* Start MATERIAL SUPPLIED *
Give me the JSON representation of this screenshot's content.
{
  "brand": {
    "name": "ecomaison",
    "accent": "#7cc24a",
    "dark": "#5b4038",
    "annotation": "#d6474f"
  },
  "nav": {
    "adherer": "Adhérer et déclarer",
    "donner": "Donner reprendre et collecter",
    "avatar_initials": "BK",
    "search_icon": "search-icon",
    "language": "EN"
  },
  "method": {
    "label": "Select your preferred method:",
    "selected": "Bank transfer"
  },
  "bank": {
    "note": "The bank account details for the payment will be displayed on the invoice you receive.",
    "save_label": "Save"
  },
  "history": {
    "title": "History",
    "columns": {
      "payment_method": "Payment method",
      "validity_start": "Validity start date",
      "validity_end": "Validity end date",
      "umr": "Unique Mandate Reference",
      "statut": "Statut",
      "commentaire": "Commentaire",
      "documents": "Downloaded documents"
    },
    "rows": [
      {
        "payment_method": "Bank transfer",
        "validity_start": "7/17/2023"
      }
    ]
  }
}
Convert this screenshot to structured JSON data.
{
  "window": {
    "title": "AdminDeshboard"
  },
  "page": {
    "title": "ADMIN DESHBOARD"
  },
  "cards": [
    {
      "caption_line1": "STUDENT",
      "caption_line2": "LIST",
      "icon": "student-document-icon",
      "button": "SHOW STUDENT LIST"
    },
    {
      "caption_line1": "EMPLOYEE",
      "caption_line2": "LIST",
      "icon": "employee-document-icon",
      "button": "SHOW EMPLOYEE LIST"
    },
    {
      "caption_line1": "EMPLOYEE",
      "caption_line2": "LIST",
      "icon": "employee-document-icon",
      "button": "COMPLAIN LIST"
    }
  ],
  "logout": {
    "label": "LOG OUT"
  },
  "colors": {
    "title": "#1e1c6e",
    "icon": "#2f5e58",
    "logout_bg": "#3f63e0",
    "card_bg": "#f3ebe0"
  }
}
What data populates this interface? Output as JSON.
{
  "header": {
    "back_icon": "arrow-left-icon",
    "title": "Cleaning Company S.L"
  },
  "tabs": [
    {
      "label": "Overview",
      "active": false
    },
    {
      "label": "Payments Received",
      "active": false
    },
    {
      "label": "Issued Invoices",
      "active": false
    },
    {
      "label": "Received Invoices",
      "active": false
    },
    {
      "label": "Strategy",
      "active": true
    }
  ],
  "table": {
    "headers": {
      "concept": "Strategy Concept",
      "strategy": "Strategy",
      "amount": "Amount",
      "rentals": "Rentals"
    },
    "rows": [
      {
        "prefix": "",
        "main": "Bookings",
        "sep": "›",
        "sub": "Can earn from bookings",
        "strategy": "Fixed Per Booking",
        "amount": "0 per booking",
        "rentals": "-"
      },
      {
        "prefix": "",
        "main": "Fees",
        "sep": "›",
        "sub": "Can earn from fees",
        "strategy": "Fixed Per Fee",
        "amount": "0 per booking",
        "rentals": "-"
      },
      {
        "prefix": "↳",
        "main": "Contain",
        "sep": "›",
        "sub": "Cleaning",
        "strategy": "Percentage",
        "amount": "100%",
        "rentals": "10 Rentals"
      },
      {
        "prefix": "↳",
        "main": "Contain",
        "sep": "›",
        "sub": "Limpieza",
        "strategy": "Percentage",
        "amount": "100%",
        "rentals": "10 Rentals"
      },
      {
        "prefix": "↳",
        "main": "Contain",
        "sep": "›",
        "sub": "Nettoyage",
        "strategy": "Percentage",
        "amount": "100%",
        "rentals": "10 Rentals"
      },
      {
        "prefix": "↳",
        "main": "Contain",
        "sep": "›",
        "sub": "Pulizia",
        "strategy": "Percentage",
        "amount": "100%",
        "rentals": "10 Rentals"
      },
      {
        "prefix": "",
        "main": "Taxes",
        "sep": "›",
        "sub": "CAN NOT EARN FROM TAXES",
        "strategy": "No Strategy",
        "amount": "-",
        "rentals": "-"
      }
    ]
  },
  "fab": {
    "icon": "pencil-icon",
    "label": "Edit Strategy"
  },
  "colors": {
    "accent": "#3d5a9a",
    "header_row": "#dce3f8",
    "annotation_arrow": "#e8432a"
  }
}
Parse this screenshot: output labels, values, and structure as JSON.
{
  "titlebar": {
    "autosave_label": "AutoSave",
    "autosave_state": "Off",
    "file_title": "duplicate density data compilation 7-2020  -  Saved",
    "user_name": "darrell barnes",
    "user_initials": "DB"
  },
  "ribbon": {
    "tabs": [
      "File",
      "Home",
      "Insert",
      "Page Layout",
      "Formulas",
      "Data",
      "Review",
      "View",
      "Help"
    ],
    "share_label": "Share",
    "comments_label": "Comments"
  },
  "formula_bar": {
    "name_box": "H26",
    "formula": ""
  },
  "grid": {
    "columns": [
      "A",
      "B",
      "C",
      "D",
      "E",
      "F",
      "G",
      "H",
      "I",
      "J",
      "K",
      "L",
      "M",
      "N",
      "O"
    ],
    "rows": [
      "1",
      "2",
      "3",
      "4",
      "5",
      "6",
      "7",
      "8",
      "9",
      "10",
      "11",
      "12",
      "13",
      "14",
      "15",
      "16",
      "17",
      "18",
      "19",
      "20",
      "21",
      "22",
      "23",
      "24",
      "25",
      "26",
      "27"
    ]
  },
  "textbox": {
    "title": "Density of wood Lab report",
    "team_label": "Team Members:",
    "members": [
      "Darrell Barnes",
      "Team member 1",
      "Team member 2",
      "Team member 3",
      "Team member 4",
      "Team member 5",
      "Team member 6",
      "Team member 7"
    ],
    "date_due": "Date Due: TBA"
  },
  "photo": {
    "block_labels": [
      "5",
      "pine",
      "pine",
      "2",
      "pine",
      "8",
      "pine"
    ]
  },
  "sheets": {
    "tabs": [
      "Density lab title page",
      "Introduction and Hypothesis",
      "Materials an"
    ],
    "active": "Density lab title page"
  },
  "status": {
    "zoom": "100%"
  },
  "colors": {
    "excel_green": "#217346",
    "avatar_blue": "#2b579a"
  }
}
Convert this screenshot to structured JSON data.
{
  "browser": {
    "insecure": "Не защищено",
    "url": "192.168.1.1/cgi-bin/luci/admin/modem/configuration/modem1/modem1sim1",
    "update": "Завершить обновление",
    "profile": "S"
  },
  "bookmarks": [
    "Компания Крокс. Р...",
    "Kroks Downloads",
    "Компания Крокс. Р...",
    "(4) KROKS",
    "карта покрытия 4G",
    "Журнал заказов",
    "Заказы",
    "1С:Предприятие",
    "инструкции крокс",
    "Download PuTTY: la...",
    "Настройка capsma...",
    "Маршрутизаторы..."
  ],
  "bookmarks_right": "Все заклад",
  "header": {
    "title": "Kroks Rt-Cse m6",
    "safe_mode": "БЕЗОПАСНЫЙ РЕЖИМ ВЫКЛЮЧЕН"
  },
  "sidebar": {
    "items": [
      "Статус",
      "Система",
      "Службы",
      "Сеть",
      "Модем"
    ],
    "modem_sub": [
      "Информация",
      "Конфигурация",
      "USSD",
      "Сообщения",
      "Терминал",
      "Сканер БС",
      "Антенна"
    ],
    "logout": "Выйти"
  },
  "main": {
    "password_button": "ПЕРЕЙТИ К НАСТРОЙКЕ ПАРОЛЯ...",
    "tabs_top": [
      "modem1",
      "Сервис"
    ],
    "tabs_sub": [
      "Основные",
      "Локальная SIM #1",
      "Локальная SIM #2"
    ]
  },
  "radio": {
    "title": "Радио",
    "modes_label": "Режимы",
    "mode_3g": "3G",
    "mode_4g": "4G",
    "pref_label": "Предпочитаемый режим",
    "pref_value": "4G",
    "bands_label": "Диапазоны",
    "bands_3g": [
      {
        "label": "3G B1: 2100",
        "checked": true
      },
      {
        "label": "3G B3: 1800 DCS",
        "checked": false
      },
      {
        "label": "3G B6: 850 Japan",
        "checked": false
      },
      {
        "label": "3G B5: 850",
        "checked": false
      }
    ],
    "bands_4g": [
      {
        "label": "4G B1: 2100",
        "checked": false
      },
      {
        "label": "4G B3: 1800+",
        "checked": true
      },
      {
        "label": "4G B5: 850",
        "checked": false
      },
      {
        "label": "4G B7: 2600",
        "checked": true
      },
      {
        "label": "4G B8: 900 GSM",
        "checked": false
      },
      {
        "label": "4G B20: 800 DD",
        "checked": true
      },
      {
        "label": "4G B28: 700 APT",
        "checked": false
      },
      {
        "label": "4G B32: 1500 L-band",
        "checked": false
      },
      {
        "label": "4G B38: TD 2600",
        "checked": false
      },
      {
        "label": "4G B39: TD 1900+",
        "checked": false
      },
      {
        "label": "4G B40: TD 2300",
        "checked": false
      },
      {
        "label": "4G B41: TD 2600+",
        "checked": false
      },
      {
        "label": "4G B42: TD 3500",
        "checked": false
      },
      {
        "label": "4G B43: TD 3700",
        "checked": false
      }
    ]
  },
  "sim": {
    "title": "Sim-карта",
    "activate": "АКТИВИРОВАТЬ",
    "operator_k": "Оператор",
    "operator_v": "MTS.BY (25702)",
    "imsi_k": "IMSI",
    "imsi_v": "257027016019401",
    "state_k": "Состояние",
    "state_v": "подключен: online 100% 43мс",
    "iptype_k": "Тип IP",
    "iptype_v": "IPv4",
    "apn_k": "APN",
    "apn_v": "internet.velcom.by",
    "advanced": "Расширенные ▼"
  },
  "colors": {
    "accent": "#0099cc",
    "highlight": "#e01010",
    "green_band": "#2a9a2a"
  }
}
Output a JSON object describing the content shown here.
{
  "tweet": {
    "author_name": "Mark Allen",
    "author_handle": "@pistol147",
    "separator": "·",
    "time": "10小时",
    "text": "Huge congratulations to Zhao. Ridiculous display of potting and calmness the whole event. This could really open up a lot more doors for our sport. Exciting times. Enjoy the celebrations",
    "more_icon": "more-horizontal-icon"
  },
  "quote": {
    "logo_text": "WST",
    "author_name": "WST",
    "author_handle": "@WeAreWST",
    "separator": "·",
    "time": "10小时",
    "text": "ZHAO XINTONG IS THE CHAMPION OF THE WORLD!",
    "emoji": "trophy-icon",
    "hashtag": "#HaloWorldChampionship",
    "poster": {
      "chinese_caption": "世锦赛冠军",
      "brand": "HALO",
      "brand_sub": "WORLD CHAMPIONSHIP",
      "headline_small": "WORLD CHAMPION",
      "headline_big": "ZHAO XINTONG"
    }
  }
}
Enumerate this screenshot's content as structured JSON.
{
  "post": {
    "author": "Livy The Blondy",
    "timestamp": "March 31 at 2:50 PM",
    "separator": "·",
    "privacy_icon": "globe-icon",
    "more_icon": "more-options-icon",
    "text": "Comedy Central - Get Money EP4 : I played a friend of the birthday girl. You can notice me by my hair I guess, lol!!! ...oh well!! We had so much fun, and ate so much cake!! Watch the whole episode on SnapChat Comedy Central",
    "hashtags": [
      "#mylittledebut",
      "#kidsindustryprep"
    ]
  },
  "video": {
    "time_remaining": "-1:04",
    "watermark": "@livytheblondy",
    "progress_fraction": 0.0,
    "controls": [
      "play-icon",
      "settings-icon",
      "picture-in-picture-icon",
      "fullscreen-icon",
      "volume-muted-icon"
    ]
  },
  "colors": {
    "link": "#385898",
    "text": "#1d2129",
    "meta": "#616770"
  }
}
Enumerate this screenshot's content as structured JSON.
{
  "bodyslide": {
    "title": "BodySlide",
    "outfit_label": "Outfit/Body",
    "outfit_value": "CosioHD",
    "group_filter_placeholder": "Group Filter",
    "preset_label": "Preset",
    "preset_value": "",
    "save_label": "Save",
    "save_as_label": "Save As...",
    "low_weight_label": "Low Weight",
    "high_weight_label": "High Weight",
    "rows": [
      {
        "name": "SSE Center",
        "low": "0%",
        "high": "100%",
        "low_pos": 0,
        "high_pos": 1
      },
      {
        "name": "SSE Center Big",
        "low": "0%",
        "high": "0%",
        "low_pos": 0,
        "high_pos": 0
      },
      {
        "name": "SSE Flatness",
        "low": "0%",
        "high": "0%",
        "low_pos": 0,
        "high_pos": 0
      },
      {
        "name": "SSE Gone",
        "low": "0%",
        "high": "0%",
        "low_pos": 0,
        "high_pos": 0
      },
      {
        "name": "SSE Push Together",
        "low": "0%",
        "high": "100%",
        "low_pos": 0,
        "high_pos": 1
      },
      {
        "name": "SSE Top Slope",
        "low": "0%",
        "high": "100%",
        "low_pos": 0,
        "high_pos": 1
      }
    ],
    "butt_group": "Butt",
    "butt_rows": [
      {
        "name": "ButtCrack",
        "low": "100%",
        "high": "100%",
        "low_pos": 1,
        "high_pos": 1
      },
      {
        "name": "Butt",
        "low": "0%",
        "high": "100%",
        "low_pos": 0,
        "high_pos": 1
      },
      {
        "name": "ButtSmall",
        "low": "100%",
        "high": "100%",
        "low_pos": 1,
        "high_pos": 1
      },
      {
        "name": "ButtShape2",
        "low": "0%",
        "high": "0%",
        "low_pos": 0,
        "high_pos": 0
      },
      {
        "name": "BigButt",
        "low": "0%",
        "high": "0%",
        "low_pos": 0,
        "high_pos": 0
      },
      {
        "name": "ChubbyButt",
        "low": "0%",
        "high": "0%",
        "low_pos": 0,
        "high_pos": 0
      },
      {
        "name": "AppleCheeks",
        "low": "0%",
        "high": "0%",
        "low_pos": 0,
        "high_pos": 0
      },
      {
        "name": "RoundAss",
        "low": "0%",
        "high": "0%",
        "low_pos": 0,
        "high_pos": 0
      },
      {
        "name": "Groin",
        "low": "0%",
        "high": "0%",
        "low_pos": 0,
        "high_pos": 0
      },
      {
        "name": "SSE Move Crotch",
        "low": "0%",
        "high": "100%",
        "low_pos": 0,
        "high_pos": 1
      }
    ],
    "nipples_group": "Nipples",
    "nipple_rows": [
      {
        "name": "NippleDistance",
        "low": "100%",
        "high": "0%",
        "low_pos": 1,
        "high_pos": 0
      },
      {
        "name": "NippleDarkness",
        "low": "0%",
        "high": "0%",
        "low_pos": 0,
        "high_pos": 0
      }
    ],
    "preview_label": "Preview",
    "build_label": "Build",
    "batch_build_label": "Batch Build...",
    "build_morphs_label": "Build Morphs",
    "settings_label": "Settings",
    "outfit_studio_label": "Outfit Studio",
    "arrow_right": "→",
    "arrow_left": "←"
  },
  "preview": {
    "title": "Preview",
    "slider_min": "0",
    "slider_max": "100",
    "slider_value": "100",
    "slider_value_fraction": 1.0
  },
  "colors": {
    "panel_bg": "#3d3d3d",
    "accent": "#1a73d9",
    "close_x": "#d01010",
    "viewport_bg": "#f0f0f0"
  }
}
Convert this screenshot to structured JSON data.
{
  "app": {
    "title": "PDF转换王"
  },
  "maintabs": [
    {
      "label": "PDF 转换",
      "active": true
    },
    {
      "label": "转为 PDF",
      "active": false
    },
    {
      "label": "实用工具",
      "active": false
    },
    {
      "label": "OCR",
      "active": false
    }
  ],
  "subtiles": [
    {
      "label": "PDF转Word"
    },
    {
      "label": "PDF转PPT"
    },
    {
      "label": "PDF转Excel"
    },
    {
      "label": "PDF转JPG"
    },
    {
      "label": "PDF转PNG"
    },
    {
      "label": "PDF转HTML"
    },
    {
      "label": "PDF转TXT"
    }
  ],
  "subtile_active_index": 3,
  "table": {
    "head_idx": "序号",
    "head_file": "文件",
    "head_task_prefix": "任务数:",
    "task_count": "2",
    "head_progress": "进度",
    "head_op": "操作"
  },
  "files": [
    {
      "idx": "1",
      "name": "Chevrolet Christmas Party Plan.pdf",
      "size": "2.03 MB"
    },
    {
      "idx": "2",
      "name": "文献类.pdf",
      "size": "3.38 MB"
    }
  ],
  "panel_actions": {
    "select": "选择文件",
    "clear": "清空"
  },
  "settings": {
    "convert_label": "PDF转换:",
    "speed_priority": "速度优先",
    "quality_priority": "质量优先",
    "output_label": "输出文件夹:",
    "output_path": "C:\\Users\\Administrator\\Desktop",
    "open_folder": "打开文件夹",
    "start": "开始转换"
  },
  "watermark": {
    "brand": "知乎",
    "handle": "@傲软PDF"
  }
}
* End MATERIAL SUPPLIED *
PROBLEM STATEMENT
Establish how many lines of the material above hold the word "Build". Nothing but the count should be returned.

CORRECT RESULT
3